_EXERCISE INSTRUCTIONS_:
Repeat each entry as written, dropping any picture you find.

──────── RECORDS PROVIDED

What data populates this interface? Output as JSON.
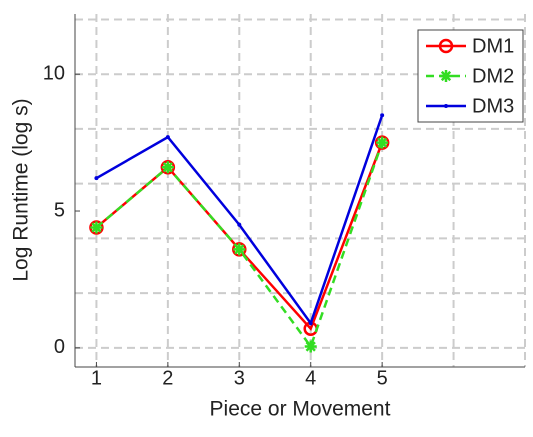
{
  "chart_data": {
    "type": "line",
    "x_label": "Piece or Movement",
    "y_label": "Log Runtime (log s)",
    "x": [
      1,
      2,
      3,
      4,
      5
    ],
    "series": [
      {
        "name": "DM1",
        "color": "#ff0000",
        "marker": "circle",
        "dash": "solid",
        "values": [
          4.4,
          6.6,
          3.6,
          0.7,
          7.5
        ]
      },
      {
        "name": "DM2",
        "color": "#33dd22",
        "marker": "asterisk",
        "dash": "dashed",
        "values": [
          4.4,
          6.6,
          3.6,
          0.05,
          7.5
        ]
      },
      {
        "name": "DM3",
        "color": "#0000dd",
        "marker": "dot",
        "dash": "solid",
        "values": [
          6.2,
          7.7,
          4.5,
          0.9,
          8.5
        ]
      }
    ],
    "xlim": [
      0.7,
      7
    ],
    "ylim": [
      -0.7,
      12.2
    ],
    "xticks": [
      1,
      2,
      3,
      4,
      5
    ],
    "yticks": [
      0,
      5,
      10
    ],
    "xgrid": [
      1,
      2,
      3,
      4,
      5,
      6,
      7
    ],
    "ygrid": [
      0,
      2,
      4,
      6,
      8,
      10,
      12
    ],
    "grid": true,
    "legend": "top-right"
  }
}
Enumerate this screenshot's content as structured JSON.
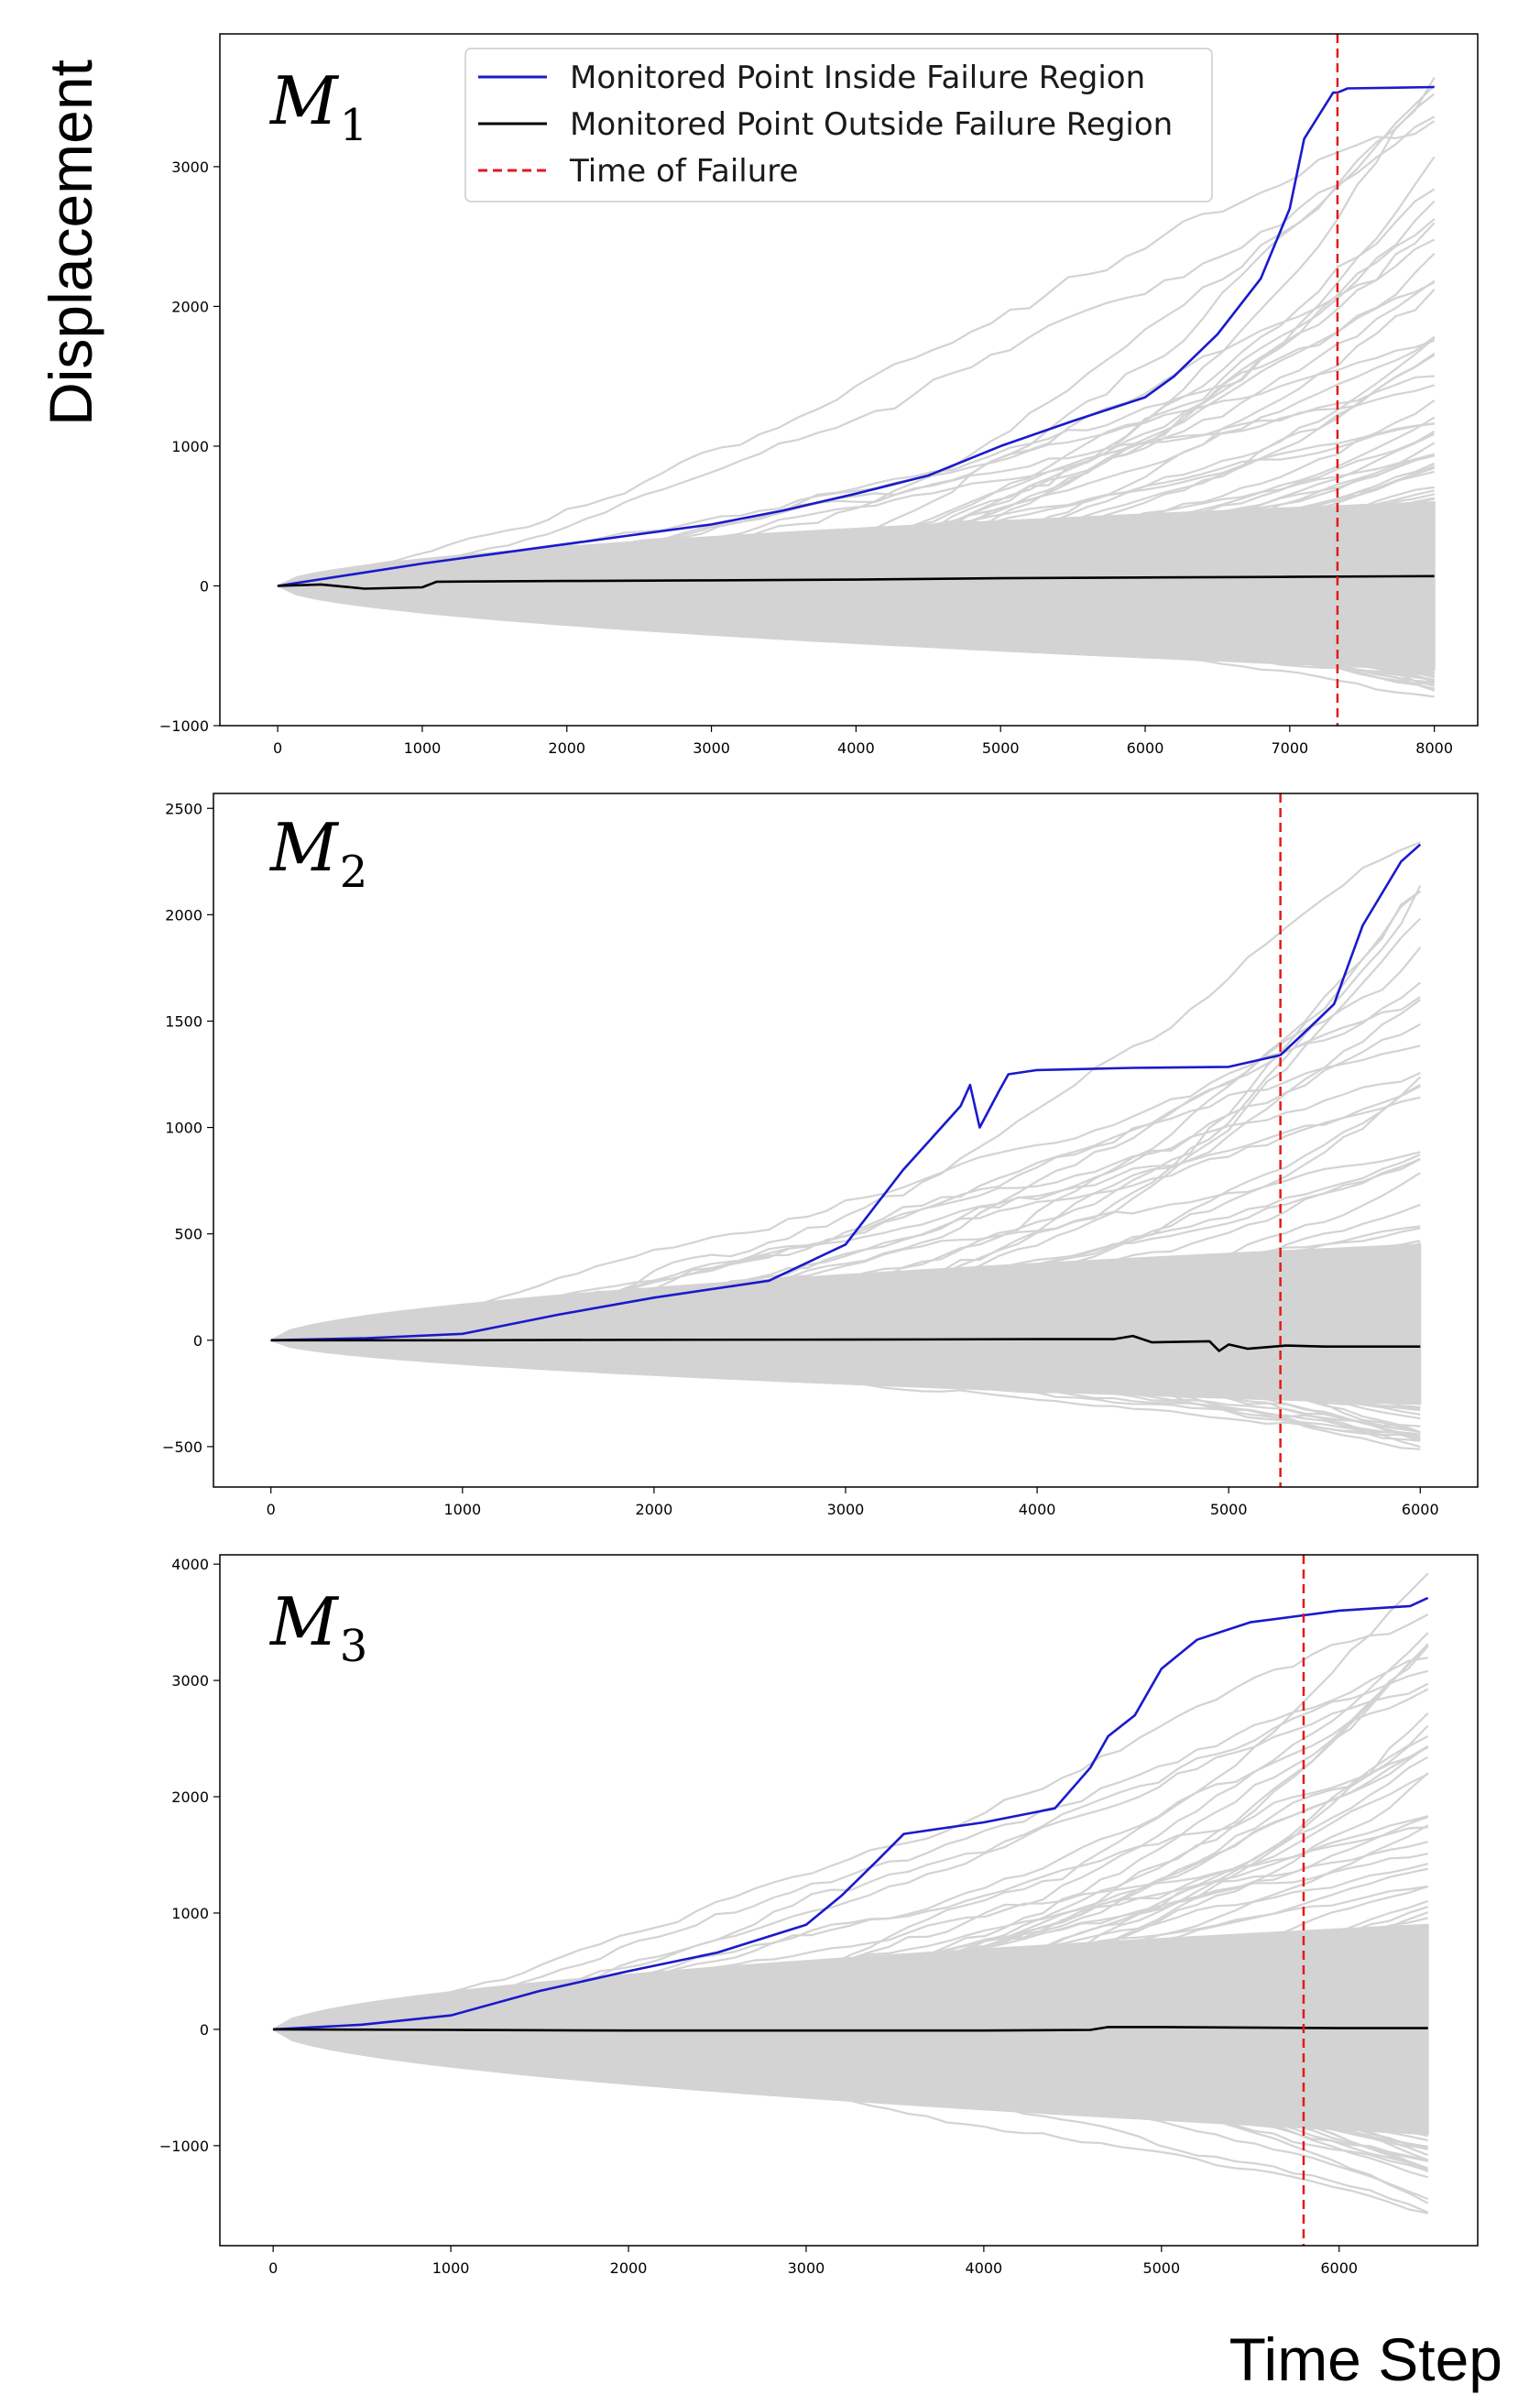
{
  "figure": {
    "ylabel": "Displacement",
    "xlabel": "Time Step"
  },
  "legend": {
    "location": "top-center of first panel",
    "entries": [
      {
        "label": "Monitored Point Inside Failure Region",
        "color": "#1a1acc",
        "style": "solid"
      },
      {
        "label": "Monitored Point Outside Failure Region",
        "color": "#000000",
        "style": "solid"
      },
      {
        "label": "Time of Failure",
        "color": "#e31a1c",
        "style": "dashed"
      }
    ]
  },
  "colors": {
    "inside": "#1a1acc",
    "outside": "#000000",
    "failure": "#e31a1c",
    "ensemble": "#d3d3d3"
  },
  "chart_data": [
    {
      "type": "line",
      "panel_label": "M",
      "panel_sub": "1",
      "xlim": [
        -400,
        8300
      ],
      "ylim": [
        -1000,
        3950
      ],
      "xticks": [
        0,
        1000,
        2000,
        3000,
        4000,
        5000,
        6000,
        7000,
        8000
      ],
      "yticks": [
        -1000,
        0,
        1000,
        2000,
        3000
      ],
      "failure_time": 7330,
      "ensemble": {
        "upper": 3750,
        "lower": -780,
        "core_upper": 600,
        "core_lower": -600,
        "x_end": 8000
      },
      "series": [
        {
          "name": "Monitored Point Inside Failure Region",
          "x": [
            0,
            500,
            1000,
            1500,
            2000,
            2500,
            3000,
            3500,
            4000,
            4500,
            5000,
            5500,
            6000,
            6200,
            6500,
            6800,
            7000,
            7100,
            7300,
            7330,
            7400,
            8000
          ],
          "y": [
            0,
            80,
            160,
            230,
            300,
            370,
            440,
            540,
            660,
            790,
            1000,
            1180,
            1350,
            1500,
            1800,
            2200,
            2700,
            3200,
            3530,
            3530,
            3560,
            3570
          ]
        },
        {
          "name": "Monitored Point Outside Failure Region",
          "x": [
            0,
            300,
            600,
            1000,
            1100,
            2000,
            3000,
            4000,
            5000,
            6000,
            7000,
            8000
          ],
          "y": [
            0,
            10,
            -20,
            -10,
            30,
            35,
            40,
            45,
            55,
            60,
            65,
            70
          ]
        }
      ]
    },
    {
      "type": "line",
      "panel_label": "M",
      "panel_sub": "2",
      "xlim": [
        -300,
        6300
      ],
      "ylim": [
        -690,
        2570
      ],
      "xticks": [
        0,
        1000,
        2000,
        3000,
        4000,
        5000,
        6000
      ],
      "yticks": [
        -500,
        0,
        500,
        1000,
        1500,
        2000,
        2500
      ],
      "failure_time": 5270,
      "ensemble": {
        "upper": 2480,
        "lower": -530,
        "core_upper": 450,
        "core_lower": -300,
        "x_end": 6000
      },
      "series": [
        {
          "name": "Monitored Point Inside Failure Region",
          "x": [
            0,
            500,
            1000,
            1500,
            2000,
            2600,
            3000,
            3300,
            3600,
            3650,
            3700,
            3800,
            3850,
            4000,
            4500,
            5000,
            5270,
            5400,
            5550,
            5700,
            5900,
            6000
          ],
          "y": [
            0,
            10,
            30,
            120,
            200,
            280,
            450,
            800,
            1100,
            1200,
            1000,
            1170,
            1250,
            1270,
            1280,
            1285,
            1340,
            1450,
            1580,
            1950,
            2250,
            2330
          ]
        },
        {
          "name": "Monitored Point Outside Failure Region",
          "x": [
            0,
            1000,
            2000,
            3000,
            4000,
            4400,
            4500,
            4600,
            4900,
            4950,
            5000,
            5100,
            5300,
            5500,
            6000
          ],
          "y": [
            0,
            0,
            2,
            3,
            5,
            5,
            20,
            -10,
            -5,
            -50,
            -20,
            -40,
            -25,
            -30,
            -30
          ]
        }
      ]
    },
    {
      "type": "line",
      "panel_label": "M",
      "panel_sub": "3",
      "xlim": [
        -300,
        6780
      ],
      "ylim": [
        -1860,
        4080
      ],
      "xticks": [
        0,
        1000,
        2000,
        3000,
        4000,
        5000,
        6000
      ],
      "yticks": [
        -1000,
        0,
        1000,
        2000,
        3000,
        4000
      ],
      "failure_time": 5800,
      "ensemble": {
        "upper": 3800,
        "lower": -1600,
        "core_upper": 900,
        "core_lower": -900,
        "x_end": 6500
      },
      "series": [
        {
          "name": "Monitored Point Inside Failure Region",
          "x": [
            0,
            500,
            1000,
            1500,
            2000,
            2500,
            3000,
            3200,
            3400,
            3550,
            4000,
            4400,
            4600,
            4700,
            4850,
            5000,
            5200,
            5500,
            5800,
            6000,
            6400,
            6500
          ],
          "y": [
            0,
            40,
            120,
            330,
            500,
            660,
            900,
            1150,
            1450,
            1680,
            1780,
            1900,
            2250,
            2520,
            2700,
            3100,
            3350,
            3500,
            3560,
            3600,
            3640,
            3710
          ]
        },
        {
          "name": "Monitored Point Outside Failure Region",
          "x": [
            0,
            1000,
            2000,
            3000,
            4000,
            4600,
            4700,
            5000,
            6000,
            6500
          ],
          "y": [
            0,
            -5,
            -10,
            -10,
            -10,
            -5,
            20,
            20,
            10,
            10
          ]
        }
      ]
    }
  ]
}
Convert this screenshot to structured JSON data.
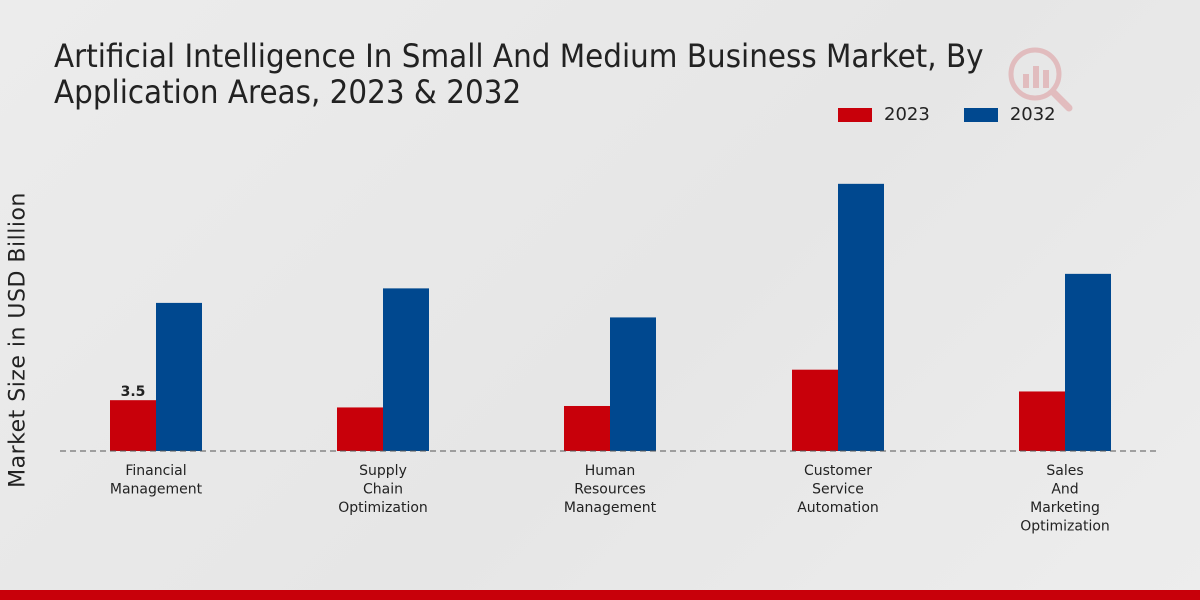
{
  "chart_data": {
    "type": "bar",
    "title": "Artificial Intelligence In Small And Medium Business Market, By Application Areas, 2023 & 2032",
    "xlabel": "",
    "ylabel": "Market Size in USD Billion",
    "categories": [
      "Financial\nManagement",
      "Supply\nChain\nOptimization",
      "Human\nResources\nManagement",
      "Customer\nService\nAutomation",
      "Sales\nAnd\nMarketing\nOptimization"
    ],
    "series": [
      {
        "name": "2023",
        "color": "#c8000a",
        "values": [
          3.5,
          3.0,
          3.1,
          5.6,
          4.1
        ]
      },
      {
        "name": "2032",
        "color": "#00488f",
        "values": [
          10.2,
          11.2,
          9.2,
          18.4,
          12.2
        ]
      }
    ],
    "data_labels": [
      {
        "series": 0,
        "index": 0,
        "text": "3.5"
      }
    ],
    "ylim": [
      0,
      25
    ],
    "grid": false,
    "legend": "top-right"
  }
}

────────────────

_FULL OUTPUT_:
What data populates this interface? Output as JSON.
{
  "chart_data": {
    "type": "line",
    "x_label": "Piece or Movement",
    "y_label": "Log Runtime (log s)",
    "x": [
      1,
      2,
      3,
      4,
      5
    ],
    "series": [
      {
        "name": "DM1",
        "color": "#ff0000",
        "marker": "circle",
        "dash": "solid",
        "values": [
          4.4,
          6.6,
          3.6,
          0.7,
          7.5
        ]
      },
      {
        "name": "DM2",
        "color": "#33dd22",
        "marker": "asterisk",
        "dash": "dashed",
        "values": [
          4.4,
          6.6,
          3.6,
          0.05,
          7.5
        ]
      },
      {
        "name": "DM3",
        "color": "#0000dd",
        "marker": "dot",
        "dash": "solid",
        "values": [
          6.2,
          7.7,
          4.5,
          0.9,
          8.5
        ]
      }
    ],
    "xlim": [
      0.7,
      7
    ],
    "ylim": [
      -0.7,
      12.2
    ],
    "xticks": [
      1,
      2,
      3,
      4,
      5
    ],
    "yticks": [
      0,
      5,
      10
    ],
    "xgrid": [
      1,
      2,
      3,
      4,
      5,
      6,
      7
    ],
    "ygrid": [
      0,
      2,
      4,
      6,
      8,
      10,
      12
    ],
    "grid": true,
    "legend": "top-right"
  }
}
Enumerate this screenshot's content as structured JSON.
{
  "figure": {
    "ylabel": "Displacement",
    "xlabel": "Time Step"
  },
  "legend": {
    "location": "top-center of first panel",
    "entries": [
      {
        "label": "Monitored Point Inside Failure Region",
        "color": "#1a1acc",
        "style": "solid"
      },
      {
        "label": "Monitored Point Outside Failure Region",
        "color": "#000000",
        "style": "solid"
      },
      {
        "label": "Time of Failure",
        "color": "#e31a1c",
        "style": "dashed"
      }
    ]
  },
  "colors": {
    "inside": "#1a1acc",
    "outside": "#000000",
    "failure": "#e31a1c",
    "ensemble": "#d3d3d3"
  },
  "chart_data": [
    {
      "type": "line",
      "panel_label": "M",
      "panel_sub": "1",
      "xlim": [
        -400,
        8300
      ],
      "ylim": [
        -1000,
        3950
      ],
      "xticks": [
        0,
        1000,
        2000,
        3000,
        4000,
        5000,
        6000,
        7000,
        8000
      ],
      "yticks": [
        -1000,
        0,
        1000,
        2000,
        3000
      ],
      "failure_time": 7330,
      "ensemble": {
        "upper": 3750,
        "lower": -780,
        "core_upper": 600,
        "core_lower": -600,
        "x_end": 8000
      },
      "series": [
        {
          "name": "Monitored Point Inside Failure Region",
          "x": [
            0,
            500,
            1000,
            1500,
            2000,
            2500,
            3000,
            3500,
            4000,
            4500,
            5000,
            5500,
            6000,
            6200,
            6500,
            6800,
            7000,
            7100,
            7300,
            7330,
            7400,
            8000
          ],
          "y": [
            0,
            80,
            160,
            230,
            300,
            370,
            440,
            540,
            660,
            790,
            1000,
            1180,
            1350,
            1500,
            1800,
            2200,
            2700,
            3200,
            3530,
            3530,
            3560,
            3570
          ]
        },
        {
          "name": "Monitored Point Outside Failure Region",
          "x": [
            0,
            300,
            600,
            1000,
            1100,
            2000,
            3000,
            4000,
            5000,
            6000,
            7000,
            8000
          ],
          "y": [
            0,
            10,
            -20,
            -10,
            30,
            35,
            40,
            45,
            55,
            60,
            65,
            70
          ]
        }
      ]
    },
    {
      "type": "line",
      "panel_label": "M",
      "panel_sub": "2",
      "xlim": [
        -300,
        6300
      ],
      "ylim": [
        -690,
        2570
      ],
      "xticks": [
        0,
        1000,
        2000,
        3000,
        4000,
        5000,
        6000
      ],
      "yticks": [
        -500,
        0,
        500,
        1000,
        1500,
        2000,
        2500
      ],
      "failure_time": 5270,
      "ensemble": {
        "upper": 2480,
        "lower": -530,
        "core_upper": 450,
        "core_lower": -300,
        "x_end": 6000
      },
      "series": [
        {
          "name": "Monitored Point Inside Failure Region",
          "x": [
            0,
            500,
            1000,
            1500,
            2000,
            2600,
            3000,
            3300,
            3600,
            3650,
            3700,
            3800,
            3850,
            4000,
            4500,
            5000,
            5270,
            5400,
            5550,
            5700,
            5900,
            6000
          ],
          "y": [
            0,
            10,
            30,
            120,
            200,
            280,
            450,
            800,
            1100,
            1200,
            1000,
            1170,
            1250,
            1270,
            1280,
            1285,
            1340,
            1450,
            1580,
            1950,
            2250,
            2330
          ]
        },
        {
          "name": "Monitored Point Outside Failure Region",
          "x": [
            0,
            1000,
            2000,
            3000,
            4000,
            4400,
            4500,
            4600,
            4900,
            4950,
            5000,
            5100,
            5300,
            5500,
            6000
          ],
          "y": [
            0,
            0,
            2,
            3,
            5,
            5,
            20,
            -10,
            -5,
            -50,
            -20,
            -40,
            -25,
            -30,
            -30
          ]
        }
      ]
    },
    {
      "type": "line",
      "panel_label": "M",
      "panel_sub": "3",
      "xlim": [
        -300,
        6780
      ],
      "ylim": [
        -1860,
        4080
      ],
      "xticks": [
        0,
        1000,
        2000,
        3000,
        4000,
        5000,
        6000
      ],
      "yticks": [
        -1000,
        0,
        1000,
        2000,
        3000,
        4000
      ],
      "failure_time": 5800,
      "ensemble": {
        "upper": 3800,
        "lower": -1600,
        "core_upper": 900,
        "core_lower": -900,
        "x_end": 6500
      },
      "series": [
        {
          "name": "Monitored Point Inside Failure Region",
          "x": [
            0,
            500,
            1000,
            1500,
            2000,
            2500,
            3000,
            3200,
            3400,
            3550,
            4000,
            4400,
            4600,
            4700,
            4850,
            5000,
            5200,
            5500,
            5800,
            6000,
            6400,
            6500
          ],
          "y": [
            0,
            40,
            120,
            330,
            500,
            660,
            900,
            1150,
            1450,
            1680,
            1780,
            1900,
            2250,
            2520,
            2700,
            3100,
            3350,
            3500,
            3560,
            3600,
            3640,
            3710
          ]
        },
        {
          "name": "Monitored Point Outside Failure Region",
          "x": [
            0,
            1000,
            2000,
            3000,
            4000,
            4600,
            4700,
            5000,
            6000,
            6500
          ],
          "y": [
            0,
            -5,
            -10,
            -10,
            -10,
            -5,
            20,
            20,
            10,
            10
          ]
        }
      ]
    }
  ]
}
Convert this screenshot to structured JSON data.
{
  "chart_data": {
    "type": "bar",
    "title": "Artificial Intelligence In Small And Medium Business Market, By Application Areas, 2023 & 2032",
    "xlabel": "",
    "ylabel": "Market Size in USD Billion",
    "categories": [
      "Financial\nManagement",
      "Supply\nChain\nOptimization",
      "Human\nResources\nManagement",
      "Customer\nService\nAutomation",
      "Sales\nAnd\nMarketing\nOptimization"
    ],
    "series": [
      {
        "name": "2023",
        "color": "#c8000a",
        "values": [
          3.5,
          3.0,
          3.1,
          5.6,
          4.1
        ]
      },
      {
        "name": "2032",
        "color": "#00488f",
        "values": [
          10.2,
          11.2,
          9.2,
          18.4,
          12.2
        ]
      }
    ],
    "data_labels": [
      {
        "series": 0,
        "index": 0,
        "text": "3.5"
      }
    ],
    "ylim": [
      0,
      25
    ],
    "grid": false,
    "legend": "top-right"
  }
}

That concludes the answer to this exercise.